Collected data entries
** Begin **

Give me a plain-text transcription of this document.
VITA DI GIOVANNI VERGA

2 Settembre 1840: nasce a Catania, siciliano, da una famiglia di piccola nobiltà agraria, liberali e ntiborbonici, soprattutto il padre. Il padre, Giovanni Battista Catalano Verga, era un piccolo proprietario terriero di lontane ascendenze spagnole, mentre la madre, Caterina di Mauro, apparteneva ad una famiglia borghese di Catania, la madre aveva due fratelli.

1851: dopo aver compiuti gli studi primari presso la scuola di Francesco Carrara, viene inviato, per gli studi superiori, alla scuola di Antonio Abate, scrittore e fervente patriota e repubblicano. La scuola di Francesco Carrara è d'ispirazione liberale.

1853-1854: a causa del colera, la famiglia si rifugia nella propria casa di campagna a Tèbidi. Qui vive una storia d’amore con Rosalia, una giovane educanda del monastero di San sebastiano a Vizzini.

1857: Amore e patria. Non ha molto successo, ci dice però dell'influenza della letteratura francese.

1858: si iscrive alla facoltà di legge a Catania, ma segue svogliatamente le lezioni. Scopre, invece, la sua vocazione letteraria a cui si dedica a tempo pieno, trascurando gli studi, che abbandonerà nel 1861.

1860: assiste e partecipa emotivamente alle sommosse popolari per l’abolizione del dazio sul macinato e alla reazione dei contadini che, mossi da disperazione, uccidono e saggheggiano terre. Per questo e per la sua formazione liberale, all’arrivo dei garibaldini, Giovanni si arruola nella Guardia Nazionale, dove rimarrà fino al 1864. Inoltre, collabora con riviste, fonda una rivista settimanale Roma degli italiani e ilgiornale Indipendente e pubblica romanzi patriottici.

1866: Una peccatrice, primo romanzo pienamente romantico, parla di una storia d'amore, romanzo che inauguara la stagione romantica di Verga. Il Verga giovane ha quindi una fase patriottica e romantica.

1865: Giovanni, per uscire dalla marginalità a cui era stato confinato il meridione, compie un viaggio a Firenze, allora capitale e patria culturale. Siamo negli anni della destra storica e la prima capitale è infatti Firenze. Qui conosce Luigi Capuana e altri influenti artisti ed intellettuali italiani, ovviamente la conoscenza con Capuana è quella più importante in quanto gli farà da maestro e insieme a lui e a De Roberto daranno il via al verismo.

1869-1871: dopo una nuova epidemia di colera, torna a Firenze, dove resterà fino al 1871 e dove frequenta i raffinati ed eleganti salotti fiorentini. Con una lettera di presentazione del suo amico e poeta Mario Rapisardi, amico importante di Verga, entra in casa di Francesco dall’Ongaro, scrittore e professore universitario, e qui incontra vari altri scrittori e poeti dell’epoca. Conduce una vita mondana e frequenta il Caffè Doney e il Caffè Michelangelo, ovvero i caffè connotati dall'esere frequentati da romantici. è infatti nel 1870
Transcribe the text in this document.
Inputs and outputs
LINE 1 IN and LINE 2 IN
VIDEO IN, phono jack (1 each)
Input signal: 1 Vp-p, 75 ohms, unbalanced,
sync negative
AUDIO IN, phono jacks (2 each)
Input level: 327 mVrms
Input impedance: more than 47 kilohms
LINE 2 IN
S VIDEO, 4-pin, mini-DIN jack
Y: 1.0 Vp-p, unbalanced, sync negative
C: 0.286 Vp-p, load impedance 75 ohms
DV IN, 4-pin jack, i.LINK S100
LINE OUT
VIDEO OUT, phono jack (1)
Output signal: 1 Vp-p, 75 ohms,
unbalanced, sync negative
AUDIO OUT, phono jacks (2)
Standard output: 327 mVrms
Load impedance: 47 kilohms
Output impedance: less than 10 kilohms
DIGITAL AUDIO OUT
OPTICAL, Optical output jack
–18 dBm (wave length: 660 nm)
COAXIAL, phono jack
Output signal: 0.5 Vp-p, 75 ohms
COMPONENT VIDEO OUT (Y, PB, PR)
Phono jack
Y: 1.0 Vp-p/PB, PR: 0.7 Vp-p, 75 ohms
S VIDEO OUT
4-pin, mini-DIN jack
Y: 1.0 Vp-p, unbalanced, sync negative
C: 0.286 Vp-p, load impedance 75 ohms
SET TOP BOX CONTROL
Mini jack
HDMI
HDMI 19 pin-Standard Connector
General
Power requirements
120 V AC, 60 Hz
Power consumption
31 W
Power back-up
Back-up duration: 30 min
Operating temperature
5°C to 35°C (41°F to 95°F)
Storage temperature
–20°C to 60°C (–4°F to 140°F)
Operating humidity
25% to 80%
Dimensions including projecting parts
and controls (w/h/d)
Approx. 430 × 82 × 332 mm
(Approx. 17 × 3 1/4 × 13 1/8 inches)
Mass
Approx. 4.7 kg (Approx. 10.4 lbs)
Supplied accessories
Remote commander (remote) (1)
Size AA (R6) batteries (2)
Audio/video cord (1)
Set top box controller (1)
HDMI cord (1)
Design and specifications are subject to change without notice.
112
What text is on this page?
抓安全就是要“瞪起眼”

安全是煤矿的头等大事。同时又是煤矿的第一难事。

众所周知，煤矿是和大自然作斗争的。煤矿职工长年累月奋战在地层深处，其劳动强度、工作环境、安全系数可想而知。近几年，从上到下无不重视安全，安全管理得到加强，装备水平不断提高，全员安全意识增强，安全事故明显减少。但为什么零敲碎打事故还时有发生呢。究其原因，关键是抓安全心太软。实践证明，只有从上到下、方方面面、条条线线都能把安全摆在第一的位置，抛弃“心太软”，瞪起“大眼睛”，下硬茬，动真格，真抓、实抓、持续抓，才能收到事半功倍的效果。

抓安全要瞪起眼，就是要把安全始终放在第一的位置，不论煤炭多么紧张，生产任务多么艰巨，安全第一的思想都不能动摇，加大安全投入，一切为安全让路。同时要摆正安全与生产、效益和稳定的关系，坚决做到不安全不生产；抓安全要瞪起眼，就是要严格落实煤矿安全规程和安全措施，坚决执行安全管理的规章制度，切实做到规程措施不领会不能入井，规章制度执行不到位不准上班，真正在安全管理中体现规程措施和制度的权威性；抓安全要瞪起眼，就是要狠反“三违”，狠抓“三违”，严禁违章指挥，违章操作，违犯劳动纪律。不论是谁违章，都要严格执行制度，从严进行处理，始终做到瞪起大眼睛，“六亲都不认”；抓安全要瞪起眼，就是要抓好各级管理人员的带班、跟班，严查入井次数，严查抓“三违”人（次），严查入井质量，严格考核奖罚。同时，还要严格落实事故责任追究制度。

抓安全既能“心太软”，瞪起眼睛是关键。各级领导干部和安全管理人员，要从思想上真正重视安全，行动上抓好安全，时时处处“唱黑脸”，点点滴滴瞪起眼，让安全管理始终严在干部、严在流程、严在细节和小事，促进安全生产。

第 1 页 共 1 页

** End **

- _What you will do_:
Extract all the material, leaving every line as it is.

- _Solution to this exercise_:
Give me a plain-text transcription of this document.
VITA DI GIOVANNI VERGA

2 Settembre 1840: nasce a Catania, siciliano, da una famiglia di piccola nobiltà agraria, liberali e ntiborbonici, soprattutto il padre. Il padre, Giovanni Battista Catalano Verga, era un piccolo proprietario terriero di lontane ascendenze spagnole, mentre la madre, Caterina di Mauro, apparteneva ad una famiglia borghese di Catania, la madre aveva due fratelli.

1851: dopo aver compiuti gli studi primari presso la scuola di Francesco Carrara, viene inviato, per gli studi superiori, alla scuola di Antonio Abate, scrittore e fervente patriota e repubblicano. La scuola di Francesco Carrara è d'ispirazione liberale.

1853-1854: a causa del colera, la famiglia si rifugia nella propria casa di campagna a Tèbidi. Qui vive una storia d’amore con Rosalia, una giovane educanda del monastero di San sebastiano a Vizzini.

1857: Amore e patria. Non ha molto successo, ci dice però dell'influenza della letteratura francese.

1858: si iscrive alla facoltà di legge a Catania, ma segue svogliatamente le lezioni. Scopre, invece, la sua vocazione letteraria a cui si dedica a tempo pieno, trascurando gli studi, che abbandonerà nel 1861.

1860: assiste e partecipa emotivamente alle sommosse popolari per l’abolizione del dazio sul macinato e alla reazione dei contadini che, mossi da disperazione, uccidono e saggheggiano terre. Per questo e per la sua formazione liberale, all’arrivo dei garibaldini, Giovanni si arruola nella Guardia Nazionale, dove rimarrà fino al 1864. Inoltre, collabora con riviste, fonda una rivista settimanale Roma degli italiani e ilgiornale Indipendente e pubblica romanzi patriottici.

1866: Una peccatrice, primo romanzo pienamente romantico, parla di una storia d'amore, romanzo che inauguara la stagione romantica di Verga. Il Verga giovane ha quindi una fase patriottica e romantica.

1865: Giovanni, per uscire dalla marginalità a cui era stato confinato il meridione, compie un viaggio a Firenze, allora capitale e patria culturale. Siamo negli anni della destra storica e la prima capitale è infatti Firenze. Qui conosce Luigi Capuana e altri influenti artisti ed intellettuali italiani, ovviamente la conoscenza con Capuana è quella più importante in quanto gli farà da maestro e insieme a lui e a De Roberto daranno il via al verismo.

1869-1871: dopo una nuova epidemia di colera, torna a Firenze, dove resterà fino al 1871 e dove frequenta i raffinati ed eleganti salotti fiorentini. Con una lettera di presentazione del suo amico e poeta Mario Rapisardi, amico importante di Verga, entra in casa di Francesco dall’Ongaro, scrittore e professore universitario, e qui incontra vari altri scrittori e poeti dell’epoca. Conduce una vita mondana e frequenta il Caffè Doney e il Caffè Michelangelo, ovvero i caffè connotati dall'esere frequentati da romantici. è infatti nel 1870
Transcribe the text in this document.
Inputs and outputs
LINE 1 IN and LINE 2 IN
VIDEO IN, phono jack (1 each)
Input signal: 1 Vp-p, 75 ohms, unbalanced,
sync negative
AUDIO IN, phono jacks (2 each)
Input level: 327 mVrms
Input impedance: more than 47 kilohms
LINE 2 IN
S VIDEO, 4-pin, mini-DIN jack
Y: 1.0 Vp-p, unbalanced, sync negative
C: 0.286 Vp-p, load impedance 75 ohms
DV IN, 4-pin jack, i.LINK S100
LINE OUT
VIDEO OUT, phono jack (1)
Output signal: 1 Vp-p, 75 ohms,
unbalanced, sync negative
AUDIO OUT, phono jacks (2)
Standard output: 327 mVrms
Load impedance: 47 kilohms
Output impedance: less than 10 kilohms
DIGITAL AUDIO OUT
OPTICAL, Optical output jack
–18 dBm (wave length: 660 nm)
COAXIAL, phono jack
Output signal: 0.5 Vp-p, 75 ohms
COMPONENT VIDEO OUT (Y, PB, PR)
Phono jack
Y: 1.0 Vp-p/PB, PR: 0.7 Vp-p, 75 ohms
S VIDEO OUT
4-pin, mini-DIN jack
Y: 1.0 Vp-p, unbalanced, sync negative
C: 0.286 Vp-p, load impedance 75 ohms
SET TOP BOX CONTROL
Mini jack
HDMI
HDMI 19 pin-Standard Connector
General
Power requirements
120 V AC, 60 Hz
Power consumption
31 W
Power back-up
Back-up duration: 30 min
Operating temperature
5°C to 35°C (41°F to 95°F)
Storage temperature
–20°C to 60°C (–4°F to 140°F)
Operating humidity
25% to 80%
Dimensions including projecting parts
and controls (w/h/d)
Approx. 430 × 82 × 332 mm
(Approx. 17 × 3 1/4 × 13 1/8 inches)
Mass
Approx. 4.7 kg (Approx. 10.4 lbs)
Supplied accessories
Remote commander (remote) (1)
Size AA (R6) batteries (2)
Audio/video cord (1)
Set top box controller (1)
HDMI cord (1)
Design and specifications are subject to change without notice.
112
What text is on this page?
抓安全就是要“瞪起眼”

安全是煤矿的头等大事。同时又是煤矿的第一难事。

众所周知，煤矿是和大自然作斗争的。煤矿职工长年累月奋战在地层深处，其劳动强度、工作环境、安全系数可想而知。近几年，从上到下无不重视安全，安全管理得到加强，装备水平不断提高，全员安全意识增强，安全事故明显减少。但为什么零敲碎打事故还时有发生呢。究其原因，关键是抓安全心太软。实践证明，只有从上到下、方方面面、条条线线都能把安全摆在第一的位置，抛弃“心太软”，瞪起“大眼睛”，下硬茬，动真格，真抓、实抓、持续抓，才能收到事半功倍的效果。

抓安全要瞪起眼，就是要把安全始终放在第一的位置，不论煤炭多么紧张，生产任务多么艰巨，安全第一的思想都不能动摇，加大安全投入，一切为安全让路。同时要摆正安全与生产、效益和稳定的关系，坚决做到不安全不生产；抓安全要瞪起眼，就是要严格落实煤矿安全规程和安全措施，坚决执行安全管理的规章制度，切实做到规程措施不领会不能入井，规章制度执行不到位不准上班，真正在安全管理中体现规程措施和制度的权威性；抓安全要瞪起眼，就是要狠反“三违”，狠抓“三违”，严禁违章指挥，违章操作，违犯劳动纪律。不论是谁违章，都要严格执行制度，从严进行处理，始终做到瞪起大眼睛，“六亲都不认”；抓安全要瞪起眼，就是要抓好各级管理人员的带班、跟班，严查入井次数，严查抓“三违”人（次），严查入井质量，严格考核奖罚。同时，还要严格落实事故责任追究制度。

抓安全既能“心太软”，瞪起眼睛是关键。各级领导干部和安全管理人员，要从思想上真正重视安全，行动上抓好安全，时时处处“唱黑脸”，点点滴滴瞪起眼，让安全管理始终严在干部、严在流程、严在细节和小事，促进安全生产。

第 1 页 共 1 页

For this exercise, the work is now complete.